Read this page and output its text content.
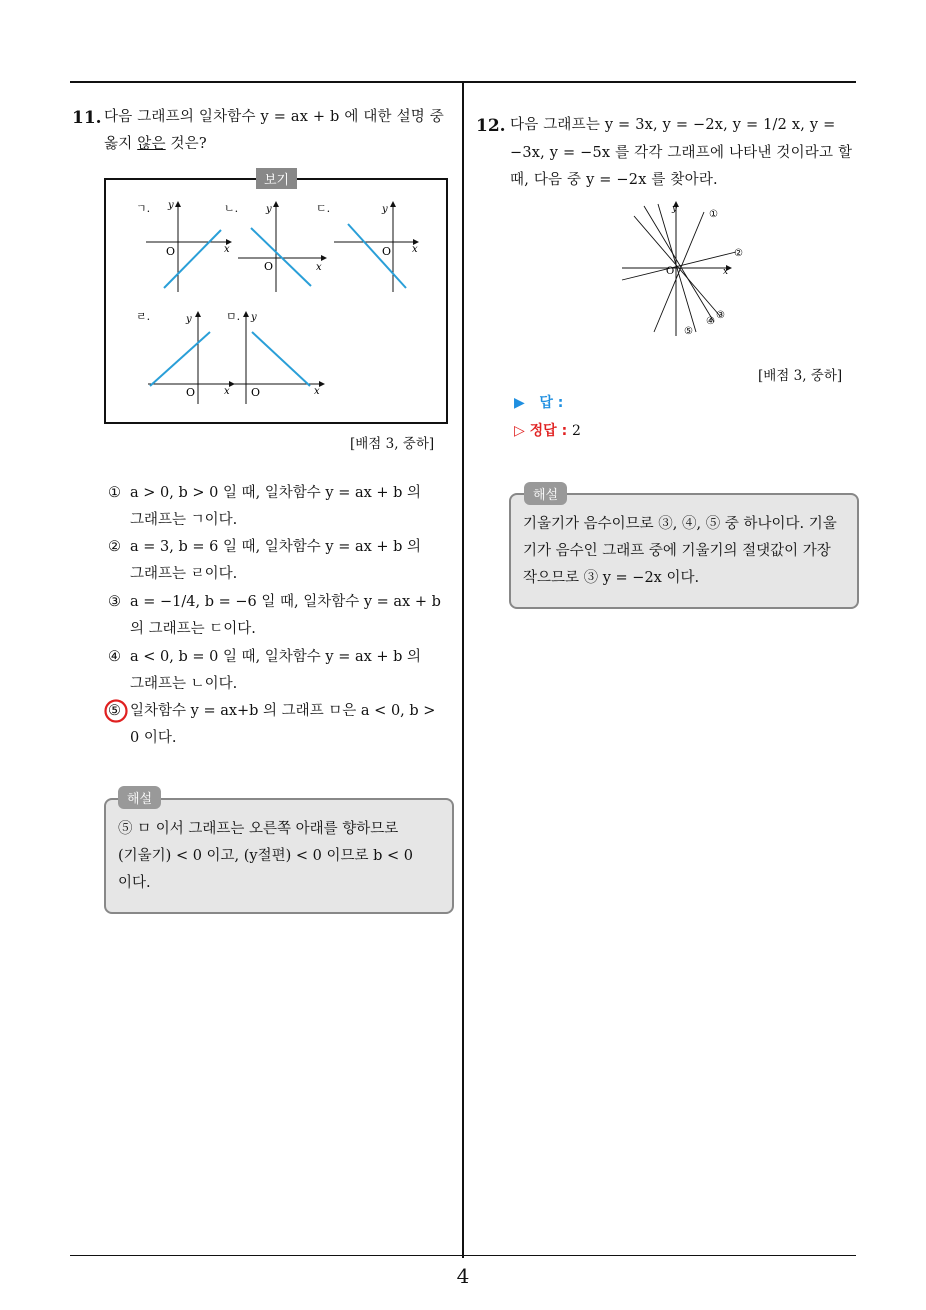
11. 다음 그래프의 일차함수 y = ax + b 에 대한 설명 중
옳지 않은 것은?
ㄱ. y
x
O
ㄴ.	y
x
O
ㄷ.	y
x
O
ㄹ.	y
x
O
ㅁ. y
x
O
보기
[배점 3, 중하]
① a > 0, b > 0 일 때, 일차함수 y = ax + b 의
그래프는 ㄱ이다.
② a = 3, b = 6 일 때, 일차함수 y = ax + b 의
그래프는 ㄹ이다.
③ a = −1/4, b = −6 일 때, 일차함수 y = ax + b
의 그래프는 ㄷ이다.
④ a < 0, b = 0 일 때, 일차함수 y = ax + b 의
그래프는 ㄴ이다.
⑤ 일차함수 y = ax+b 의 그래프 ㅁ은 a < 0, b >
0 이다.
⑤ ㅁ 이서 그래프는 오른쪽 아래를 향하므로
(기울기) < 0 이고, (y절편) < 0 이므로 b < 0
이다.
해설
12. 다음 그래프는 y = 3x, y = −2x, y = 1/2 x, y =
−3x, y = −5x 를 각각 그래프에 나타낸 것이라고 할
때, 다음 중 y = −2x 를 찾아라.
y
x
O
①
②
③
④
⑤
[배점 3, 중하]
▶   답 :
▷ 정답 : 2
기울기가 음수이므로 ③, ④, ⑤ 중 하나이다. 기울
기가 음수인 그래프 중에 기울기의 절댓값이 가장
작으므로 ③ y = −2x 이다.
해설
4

*Your task*.
Repeat each record exactly as shown above, dropping all images.

*Task solution*.
Read this page and output its text content.
11. 다음 그래프의 일차함수 y = ax + b 에 대한 설명 중
옳지 않은 것은?
ㄱ. y
x
O
ㄴ.	y
x
O
ㄷ.	y
x
O
ㄹ.	y
x
O
ㅁ. y
x
O
보기
[배점 3, 중하]
① a > 0, b > 0 일 때, 일차함수 y = ax + b 의
그래프는 ㄱ이다.
② a = 3, b = 6 일 때, 일차함수 y = ax + b 의
그래프는 ㄹ이다.
③ a = −1/4, b = −6 일 때, 일차함수 y = ax + b
의 그래프는 ㄷ이다.
④ a < 0, b = 0 일 때, 일차함수 y = ax + b 의
그래프는 ㄴ이다.
⑤ 일차함수 y = ax+b 의 그래프 ㅁ은 a < 0, b >
0 이다.
⑤ ㅁ 이서 그래프는 오른쪽 아래를 향하므로
(기울기) < 0 이고, (y절편) < 0 이므로 b < 0
이다.
해설
12. 다음 그래프는 y = 3x, y = −2x, y = 1/2 x, y =
−3x, y = −5x 를 각각 그래프에 나타낸 것이라고 할
때, 다음 중 y = −2x 를 찾아라.
y
x
O
①
②
③
④
⑤
[배점 3, 중하]
▶   답 :
▷ 정답 : 2
기울기가 음수이므로 ③, ④, ⑤ 중 하나이다. 기울
기가 음수인 그래프 중에 기울기의 절댓값이 가장
작으므로 ③ y = −2x 이다.
해설
4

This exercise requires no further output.